▶ **REQUIREMENT**
Your task is to transcribe all of the data below exactly, omitting the images.

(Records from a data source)
** start **

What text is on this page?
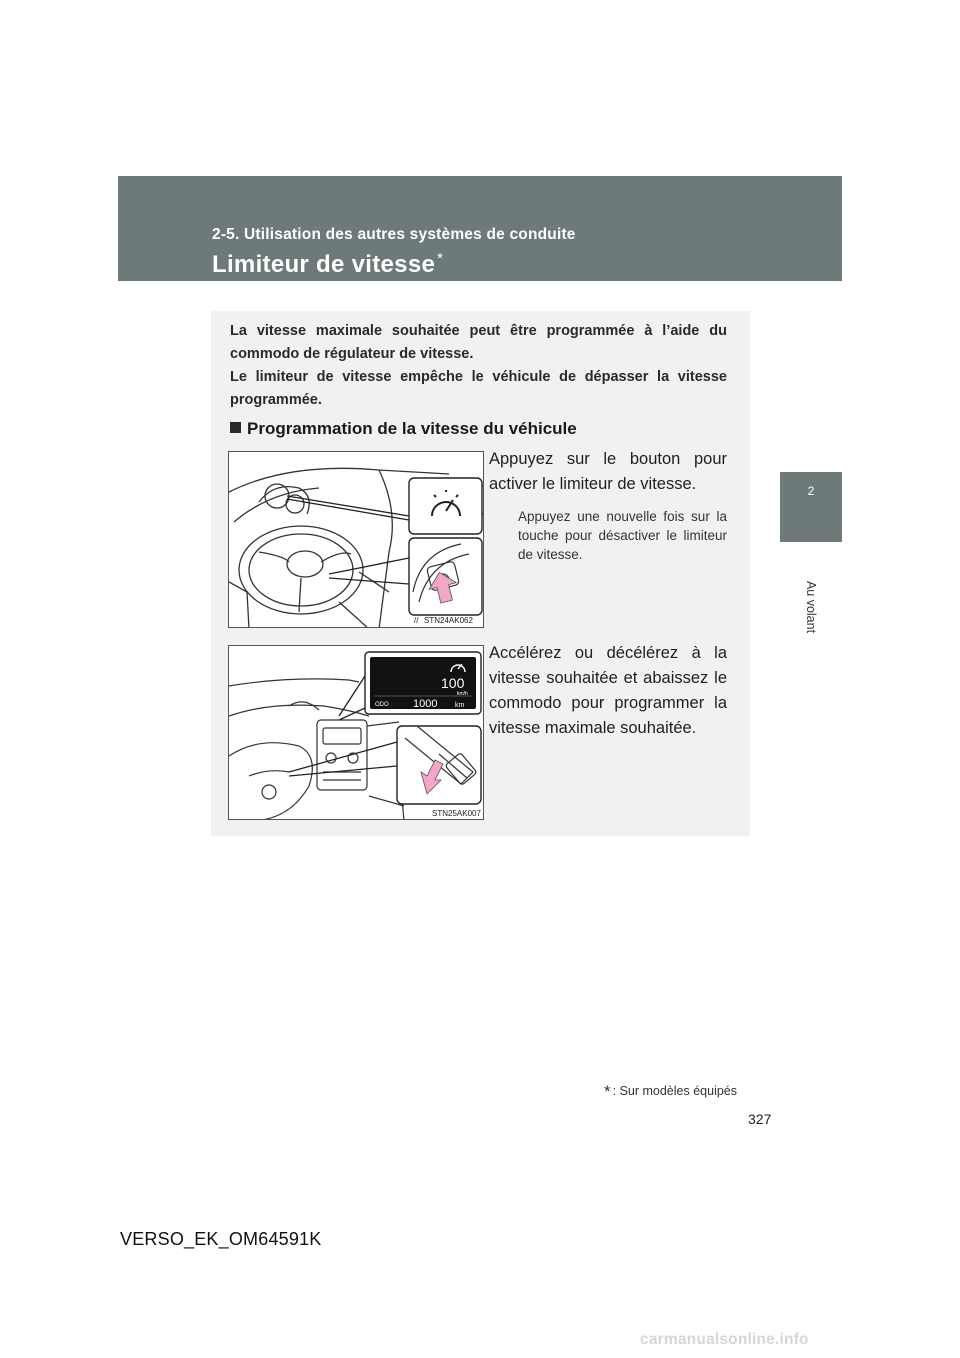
2-5. Utilisation des autres systèmes de conduite
Limiteur de vitesse *
2
Au volant

La vitesse maximale souhaitée peut être programmée à l’aide du commodo de régulateur de vitesse.

Le limiteur de vitesse empêche le véhicule de dépasser la vitesse programmée.

Programmation de la vitesse du véhicule
STN24AK062
//
Appuyez sur le bouton pour activer le limiteur de vitesse.
Appuyez une nouvelle fois sur la touche pour désactiver le limiteur de vitesse.
100
km/h
ODO 1000	km
STN25AK007
Accélérez ou décélérez à la vitesse souhaitée et abaissez le commodo pour programmer la vitesse maximale souhaitée.
* : Sur modèles équipés
327
VERSO_EK_OM64591K
carmanualsonline.info
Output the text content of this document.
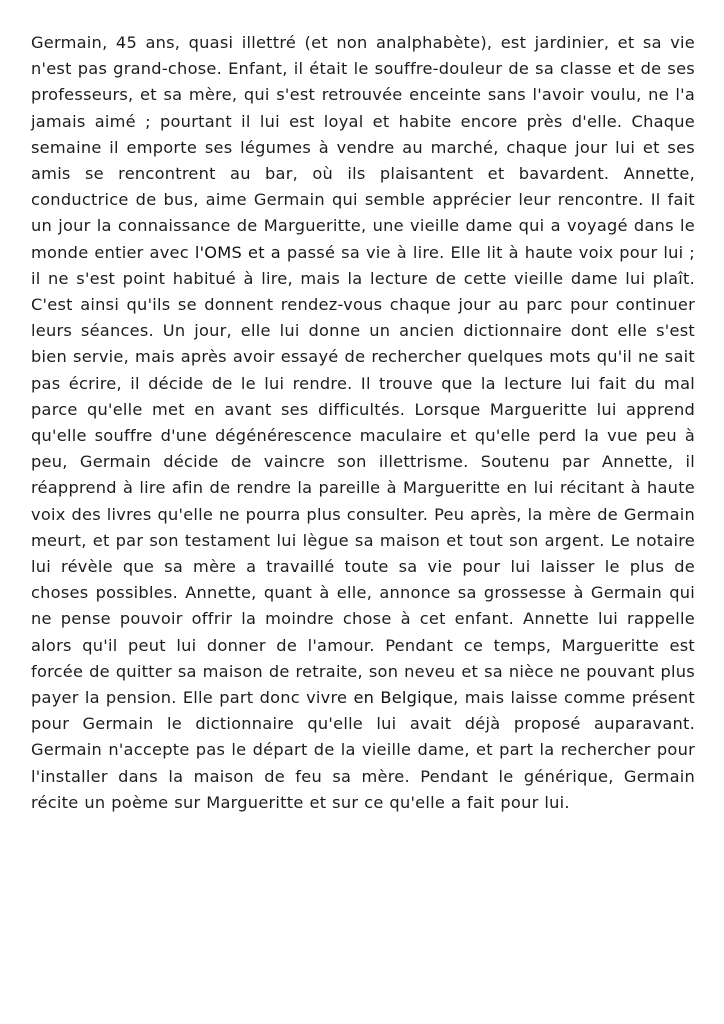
Germain, 45 ans, quasi illettré (et non analphabète), est jardinier, et sa vie n'est pas grand-chose. Enfant, il était le souffre-douleur de sa classe et de ses professeurs, et sa mère, qui s'est retrouvée enceinte sans l'avoir voulu, ne l'a jamais aimé ; pourtant il lui est loyal et habite encore près d'elle. Chaque semaine il emporte ses légumes à vendre au marché, chaque jour lui et ses amis se rencontrent au bar, où ils plaisantent et bavardent. Annette, conductrice de bus, aime Germain qui semble apprécier leur rencontre. Il fait un jour la connaissance de Margueritte, une vieille dame qui a voyagé dans le monde entier avec l'OMS et a passé sa vie à lire. Elle lit à haute voix pour lui ; il ne s'est point habitué à lire, mais la lecture de cette vieille dame lui plaît. C'est ainsi qu'ils se donnent rendez-vous chaque jour au parc pour continuer leurs séances. Un jour, elle lui donne un ancien dictionnaire dont elle s'est bien servie, mais après avoir essayé de rechercher quelques mots qu'il ne sait pas écrire, il décide de le lui rendre. Il trouve que la lecture lui fait du mal parce qu'elle met en avant ses difficultés. Lorsque Margueritte lui apprend qu'elle souffre d'une dégénérescence maculaire et qu'elle perd la vue peu à peu, Germain décide de vaincre son illettrisme. Soutenu par Annette, il réapprend à lire afin de rendre la pareille à Margueritte en lui récitant à haute voix des livres qu'elle ne pourra plus consulter. Peu après, la mère de Germain meurt, et par son testament lui lègue sa maison et tout son argent. Le notaire lui révèle que sa mère a travaillé toute sa vie pour lui laisser le plus de choses possibles. Annette, quant à elle, annonce sa grossesse à Germain qui ne pense pouvoir offrir la moindre chose à cet enfant. Annette lui rappelle alors qu'il peut lui donner de l'amour. Pendant ce temps, Margueritte est forcée de quitter sa maison de retraite, son neveu et sa nièce ne pouvant plus payer la pension. Elle part donc vivre en Belgique, mais laisse comme présent pour Germain le dictionnaire qu'elle lui avait déjà proposé auparavant. Germain n'accepte pas le départ de la vieille dame, et part la rechercher pour l'installer dans la maison de feu sa mère. Pendant le générique, Germain récite un poème sur Margueritte et sur ce qu'elle a fait pour lui.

** end **

▶ **WORKED ANSWER**
What text is on this page?
2-5. Utilisation des autres systèmes de conduite
Limiteur de vitesse *
2
Au volant

La vitesse maximale souhaitée peut être programmée à l’aide du commodo de régulateur de vitesse.

Le limiteur de vitesse empêche le véhicule de dépasser la vitesse programmée.

Programmation de la vitesse du véhicule
STN24AK062
//
Appuyez sur le bouton pour activer le limiteur de vitesse.
Appuyez une nouvelle fois sur la touche pour désactiver le limiteur de vitesse.
100
km/h
ODO 1000	km
STN25AK007
Accélérez ou décélérez à la vitesse souhaitée et abaissez le commodo pour programmer la vitesse maximale souhaitée.
* : Sur modèles équipés
327
VERSO_EK_OM64591K
carmanualsonline.info
Output the text content of this document.
Germain, 45 ans, quasi illettré (et non analphabète), est jardinier, et sa vie n'est pas grand-chose. Enfant, il était le souffre-douleur de sa classe et de ses professeurs, et sa mère, qui s'est retrouvée enceinte sans l'avoir voulu, ne l'a jamais aimé ; pourtant il lui est loyal et habite encore près d'elle. Chaque semaine il emporte ses légumes à vendre au marché, chaque jour lui et ses amis se rencontrent au bar, où ils plaisantent et bavardent. Annette, conductrice de bus, aime Germain qui semble apprécier leur rencontre. Il fait un jour la connaissance de Margueritte, une vieille dame qui a voyagé dans le monde entier avec l'OMS et a passé sa vie à lire. Elle lit à haute voix pour lui ; il ne s'est point habitué à lire, mais la lecture de cette vieille dame lui plaît. C'est ainsi qu'ils se donnent rendez-vous chaque jour au parc pour continuer leurs séances. Un jour, elle lui donne un ancien dictionnaire dont elle s'est bien servie, mais après avoir essayé de rechercher quelques mots qu'il ne sait pas écrire, il décide de le lui rendre. Il trouve que la lecture lui fait du mal parce qu'elle met en avant ses difficultés. Lorsque Margueritte lui apprend qu'elle souffre d'une dégénérescence maculaire et qu'elle perd la vue peu à peu, Germain décide de vaincre son illettrisme. Soutenu par Annette, il réapprend à lire afin de rendre la pareille à Margueritte en lui récitant à haute voix des livres qu'elle ne pourra plus consulter. Peu après, la mère de Germain meurt, et par son testament lui lègue sa maison et tout son argent. Le notaire lui révèle que sa mère a travaillé toute sa vie pour lui laisser le plus de choses possibles. Annette, quant à elle, annonce sa grossesse à Germain qui ne pense pouvoir offrir la moindre chose à cet enfant. Annette lui rappelle alors qu'il peut lui donner de l'amour. Pendant ce temps, Margueritte est forcée de quitter sa maison de retraite, son neveu et sa nièce ne pouvant plus payer la pension. Elle part donc vivre en Belgique, mais laisse comme présent pour Germain le dictionnaire qu'elle lui avait déjà proposé auparavant. Germain n'accepte pas le départ de la vieille dame, et part la rechercher pour l'installer dans la maison de feu sa mère. Pendant le générique, Germain récite un poème sur Margueritte et sur ce qu'elle a fait pour lui.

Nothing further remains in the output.